▶ [Task directions]
Print all of the data exactly as written.
-=-=-=-=-
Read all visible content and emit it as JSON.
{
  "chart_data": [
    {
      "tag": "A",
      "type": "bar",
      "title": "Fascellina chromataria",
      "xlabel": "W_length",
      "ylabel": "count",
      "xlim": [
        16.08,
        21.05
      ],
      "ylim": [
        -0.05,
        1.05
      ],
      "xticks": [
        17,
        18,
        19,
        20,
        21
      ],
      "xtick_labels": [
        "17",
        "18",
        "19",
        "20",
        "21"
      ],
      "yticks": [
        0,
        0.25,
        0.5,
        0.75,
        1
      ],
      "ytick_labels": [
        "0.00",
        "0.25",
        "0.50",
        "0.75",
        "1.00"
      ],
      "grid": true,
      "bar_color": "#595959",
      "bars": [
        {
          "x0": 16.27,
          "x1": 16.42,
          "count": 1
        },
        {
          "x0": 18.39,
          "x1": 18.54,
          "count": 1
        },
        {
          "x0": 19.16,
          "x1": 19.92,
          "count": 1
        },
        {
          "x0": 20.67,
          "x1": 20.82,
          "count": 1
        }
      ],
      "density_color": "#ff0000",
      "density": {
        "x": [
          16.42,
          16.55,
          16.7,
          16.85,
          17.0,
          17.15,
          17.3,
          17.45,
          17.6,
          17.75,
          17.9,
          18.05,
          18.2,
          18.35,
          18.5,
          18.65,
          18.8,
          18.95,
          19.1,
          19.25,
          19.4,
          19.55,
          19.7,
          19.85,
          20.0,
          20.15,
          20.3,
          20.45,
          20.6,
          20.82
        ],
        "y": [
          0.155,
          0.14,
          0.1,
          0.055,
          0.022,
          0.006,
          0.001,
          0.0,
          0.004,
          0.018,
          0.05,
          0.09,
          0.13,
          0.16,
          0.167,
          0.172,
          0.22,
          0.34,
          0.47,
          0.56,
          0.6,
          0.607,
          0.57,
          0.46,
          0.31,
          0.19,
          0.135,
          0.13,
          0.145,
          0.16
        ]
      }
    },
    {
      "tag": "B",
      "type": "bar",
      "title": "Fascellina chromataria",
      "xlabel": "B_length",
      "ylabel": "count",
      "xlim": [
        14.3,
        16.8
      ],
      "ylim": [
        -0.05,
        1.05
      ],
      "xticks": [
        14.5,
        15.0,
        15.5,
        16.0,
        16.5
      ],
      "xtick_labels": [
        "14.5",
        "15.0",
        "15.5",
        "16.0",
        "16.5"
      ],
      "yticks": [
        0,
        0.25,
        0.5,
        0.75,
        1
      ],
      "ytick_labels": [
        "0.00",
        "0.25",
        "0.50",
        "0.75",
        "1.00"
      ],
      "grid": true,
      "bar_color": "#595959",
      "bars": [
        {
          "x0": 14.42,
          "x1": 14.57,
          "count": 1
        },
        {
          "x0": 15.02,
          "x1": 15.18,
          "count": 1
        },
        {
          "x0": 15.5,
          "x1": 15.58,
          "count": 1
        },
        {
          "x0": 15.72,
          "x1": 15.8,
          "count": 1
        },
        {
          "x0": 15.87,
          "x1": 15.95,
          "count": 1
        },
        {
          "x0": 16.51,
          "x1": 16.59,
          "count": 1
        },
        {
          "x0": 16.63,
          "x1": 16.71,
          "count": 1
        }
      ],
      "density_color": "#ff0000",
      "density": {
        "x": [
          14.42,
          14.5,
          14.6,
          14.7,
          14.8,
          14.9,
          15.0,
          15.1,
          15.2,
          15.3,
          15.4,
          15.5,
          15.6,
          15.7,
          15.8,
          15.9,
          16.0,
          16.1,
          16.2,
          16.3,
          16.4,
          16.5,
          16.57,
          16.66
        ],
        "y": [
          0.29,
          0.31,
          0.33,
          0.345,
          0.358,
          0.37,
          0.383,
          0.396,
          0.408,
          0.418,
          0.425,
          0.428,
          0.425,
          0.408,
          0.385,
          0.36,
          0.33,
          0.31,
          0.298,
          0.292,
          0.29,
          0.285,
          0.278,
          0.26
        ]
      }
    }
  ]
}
-=-=-=-=-
▶ [Output]
Read all visible content and emit it as JSON.
{
  "chart_data": [
    {
      "tag": "A",
      "type": "bar",
      "title": "Fascellina chromataria",
      "xlabel": "W_length",
      "ylabel": "count",
      "xlim": [
        16.08,
        21.05
      ],
      "ylim": [
        -0.05,
        1.05
      ],
      "xticks": [
        17,
        18,
        19,
        20,
        21
      ],
      "xtick_labels": [
        "17",
        "18",
        "19",
        "20",
        "21"
      ],
      "yticks": [
        0,
        0.25,
        0.5,
        0.75,
        1
      ],
      "ytick_labels": [
        "0.00",
        "0.25",
        "0.50",
        "0.75",
        "1.00"
      ],
      "grid": true,
      "bar_color": "#595959",
      "bars": [
        {
          "x0": 16.27,
          "x1": 16.42,
          "count": 1
        },
        {
          "x0": 18.39,
          "x1": 18.54,
          "count": 1
        },
        {
          "x0": 19.16,
          "x1": 19.92,
          "count": 1
        },
        {
          "x0": 20.67,
          "x1": 20.82,
          "count": 1
        }
      ],
      "density_color": "#ff0000",
      "density": {
        "x": [
          16.42,
          16.55,
          16.7,
          16.85,
          17.0,
          17.15,
          17.3,
          17.45,
          17.6,
          17.75,
          17.9,
          18.05,
          18.2,
          18.35,
          18.5,
          18.65,
          18.8,
          18.95,
          19.1,
          19.25,
          19.4,
          19.55,
          19.7,
          19.85,
          20.0,
          20.15,
          20.3,
          20.45,
          20.6,
          20.82
        ],
        "y": [
          0.155,
          0.14,
          0.1,
          0.055,
          0.022,
          0.006,
          0.001,
          0.0,
          0.004,
          0.018,
          0.05,
          0.09,
          0.13,
          0.16,
          0.167,
          0.172,
          0.22,
          0.34,
          0.47,
          0.56,
          0.6,
          0.607,
          0.57,
          0.46,
          0.31,
          0.19,
          0.135,
          0.13,
          0.145,
          0.16
        ]
      }
    },
    {
      "tag": "B",
      "type": "bar",
      "title": "Fascellina chromataria",
      "xlabel": "B_length",
      "ylabel": "count",
      "xlim": [
        14.3,
        16.8
      ],
      "ylim": [
        -0.05,
        1.05
      ],
      "xticks": [
        14.5,
        15.0,
        15.5,
        16.0,
        16.5
      ],
      "xtick_labels": [
        "14.5",
        "15.0",
        "15.5",
        "16.0",
        "16.5"
      ],
      "yticks": [
        0,
        0.25,
        0.5,
        0.75,
        1
      ],
      "ytick_labels": [
        "0.00",
        "0.25",
        "0.50",
        "0.75",
        "1.00"
      ],
      "grid": true,
      "bar_color": "#595959",
      "bars": [
        {
          "x0": 14.42,
          "x1": 14.57,
          "count": 1
        },
        {
          "x0": 15.02,
          "x1": 15.18,
          "count": 1
        },
        {
          "x0": 15.5,
          "x1": 15.58,
          "count": 1
        },
        {
          "x0": 15.72,
          "x1": 15.8,
          "count": 1
        },
        {
          "x0": 15.87,
          "x1": 15.95,
          "count": 1
        },
        {
          "x0": 16.51,
          "x1": 16.59,
          "count": 1
        },
        {
          "x0": 16.63,
          "x1": 16.71,
          "count": 1
        }
      ],
      "density_color": "#ff0000",
      "density": {
        "x": [
          14.42,
          14.5,
          14.6,
          14.7,
          14.8,
          14.9,
          15.0,
          15.1,
          15.2,
          15.3,
          15.4,
          15.5,
          15.6,
          15.7,
          15.8,
          15.9,
          16.0,
          16.1,
          16.2,
          16.3,
          16.4,
          16.5,
          16.57,
          16.66
        ],
        "y": [
          0.29,
          0.31,
          0.33,
          0.345,
          0.358,
          0.37,
          0.383,
          0.396,
          0.408,
          0.418,
          0.425,
          0.428,
          0.425,
          0.408,
          0.385,
          0.36,
          0.33,
          0.31,
          0.298,
          0.292,
          0.29,
          0.285,
          0.278,
          0.26
        ]
      }
    }
  ]
}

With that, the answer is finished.